----- Provided information

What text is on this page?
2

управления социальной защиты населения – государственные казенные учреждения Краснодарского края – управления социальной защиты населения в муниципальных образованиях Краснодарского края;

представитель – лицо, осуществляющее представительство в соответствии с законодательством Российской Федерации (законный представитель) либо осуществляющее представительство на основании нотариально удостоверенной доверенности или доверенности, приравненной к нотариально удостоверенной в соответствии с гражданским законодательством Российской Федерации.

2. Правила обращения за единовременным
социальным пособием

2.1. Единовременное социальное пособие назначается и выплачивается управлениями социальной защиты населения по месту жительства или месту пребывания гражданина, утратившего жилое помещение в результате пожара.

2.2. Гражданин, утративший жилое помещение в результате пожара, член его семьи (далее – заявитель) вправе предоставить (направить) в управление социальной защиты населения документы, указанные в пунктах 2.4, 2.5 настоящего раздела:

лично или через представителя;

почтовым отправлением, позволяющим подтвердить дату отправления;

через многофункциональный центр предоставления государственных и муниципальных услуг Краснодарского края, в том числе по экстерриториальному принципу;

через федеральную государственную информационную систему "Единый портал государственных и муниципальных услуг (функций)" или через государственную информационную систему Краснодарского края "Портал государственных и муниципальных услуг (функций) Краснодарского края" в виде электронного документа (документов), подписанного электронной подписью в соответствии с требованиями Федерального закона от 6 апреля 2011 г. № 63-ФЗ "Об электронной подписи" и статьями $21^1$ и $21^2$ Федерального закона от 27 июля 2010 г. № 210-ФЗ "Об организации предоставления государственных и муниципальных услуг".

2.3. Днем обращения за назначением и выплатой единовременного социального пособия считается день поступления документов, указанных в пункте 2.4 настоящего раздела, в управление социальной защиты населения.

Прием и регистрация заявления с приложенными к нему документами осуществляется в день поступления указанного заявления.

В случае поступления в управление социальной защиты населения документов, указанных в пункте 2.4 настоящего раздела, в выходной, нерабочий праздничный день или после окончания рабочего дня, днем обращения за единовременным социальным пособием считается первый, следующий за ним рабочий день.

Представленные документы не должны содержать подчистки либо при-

----------

**Exercise**
Report back each line of the entries that holds the string "социальным".

**Answer**
социальным пособием
В случае поступления в управление социальной защиты населения документов, указанных в пункте 2.4 настоящего раздела, в выходной, нерабочий праздничный день или после окончания рабочего дня, днем обращения за единовременным социальным пособием считается первый, следующий за ним рабочий день.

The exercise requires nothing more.